Your instructions — Please transcribe the data that follows without the pictures, keeping every word the same.

:::

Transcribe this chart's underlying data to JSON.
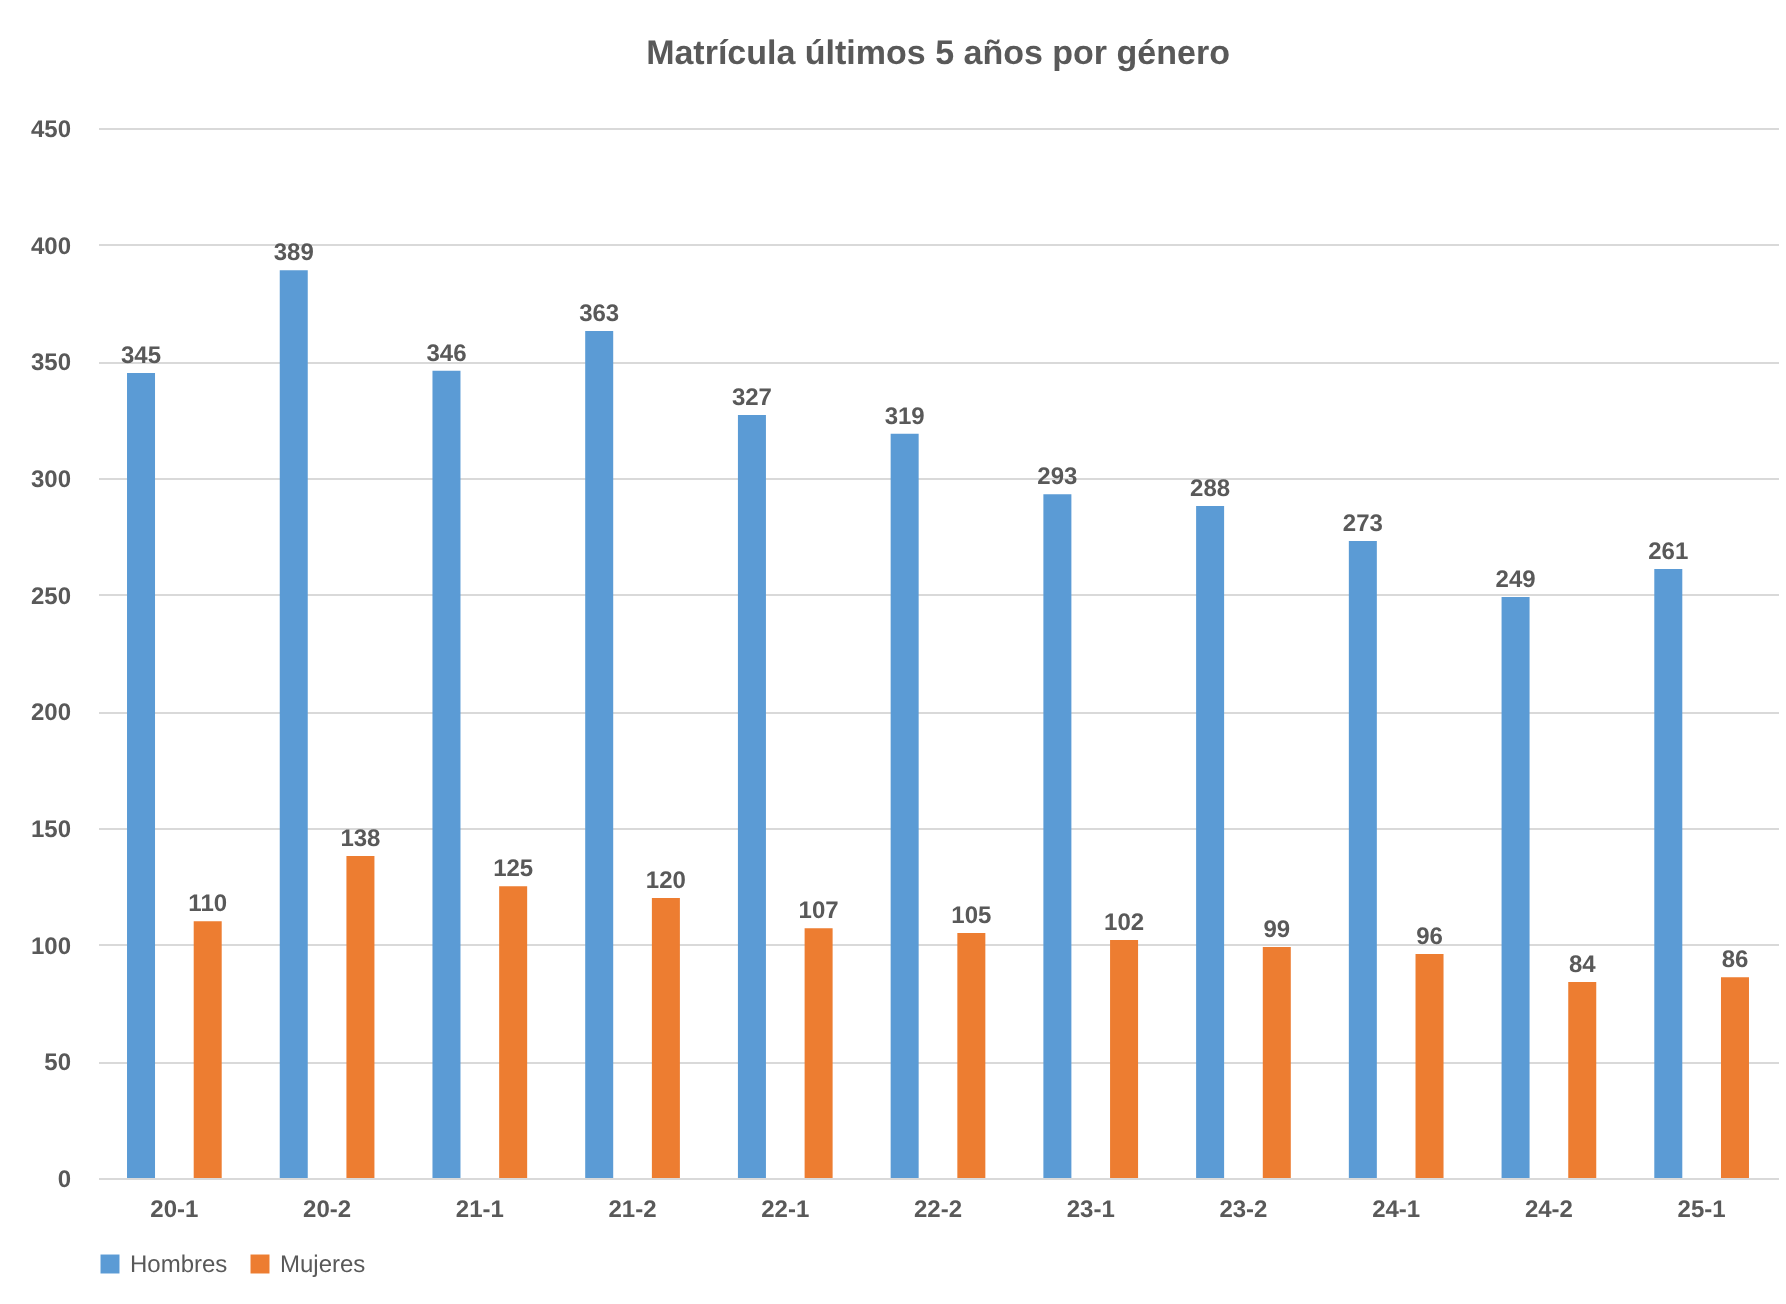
{
  "chart_data": {
    "type": "bar",
    "title": "Matrícula últimos 5 años por género",
    "categories": [
      "20-1",
      "20-2",
      "21-1",
      "21-2",
      "22-1",
      "22-2",
      "23-1",
      "23-2",
      "24-1",
      "24-2",
      "25-1"
    ],
    "series": [
      {
        "name": "Hombres",
        "color": "#5b9bd5",
        "values": [
          345,
          389,
          346,
          363,
          327,
          319,
          293,
          288,
          273,
          249,
          261
        ]
      },
      {
        "name": "Mujeres",
        "color": "#ed7d31",
        "values": [
          110,
          138,
          125,
          120,
          107,
          105,
          102,
          99,
          96,
          84,
          86
        ]
      }
    ],
    "ylim": [
      0,
      450
    ],
    "yticks": [
      0,
      50,
      100,
      150,
      200,
      250,
      300,
      350,
      400,
      450
    ],
    "grid": "y",
    "legend": "bottom",
    "data_labels": true
  }
}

:::

Exercise solution —
Transcribe this chart's underlying data to JSON.
{
  "chart_data": {
    "type": "bar",
    "title": "Matrícula últimos 5 años por género",
    "categories": [
      "20-1",
      "20-2",
      "21-1",
      "21-2",
      "22-1",
      "22-2",
      "23-1",
      "23-2",
      "24-1",
      "24-2",
      "25-1"
    ],
    "series": [
      {
        "name": "Hombres",
        "color": "#5b9bd5",
        "values": [
          345,
          389,
          346,
          363,
          327,
          319,
          293,
          288,
          273,
          249,
          261
        ]
      },
      {
        "name": "Mujeres",
        "color": "#ed7d31",
        "values": [
          110,
          138,
          125,
          120,
          107,
          105,
          102,
          99,
          96,
          84,
          86
        ]
      }
    ],
    "ylim": [
      0,
      450
    ],
    "yticks": [
      0,
      50,
      100,
      150,
      200,
      250,
      300,
      350,
      400,
      450
    ],
    "grid": "y",
    "legend": "bottom",
    "data_labels": true
  }
}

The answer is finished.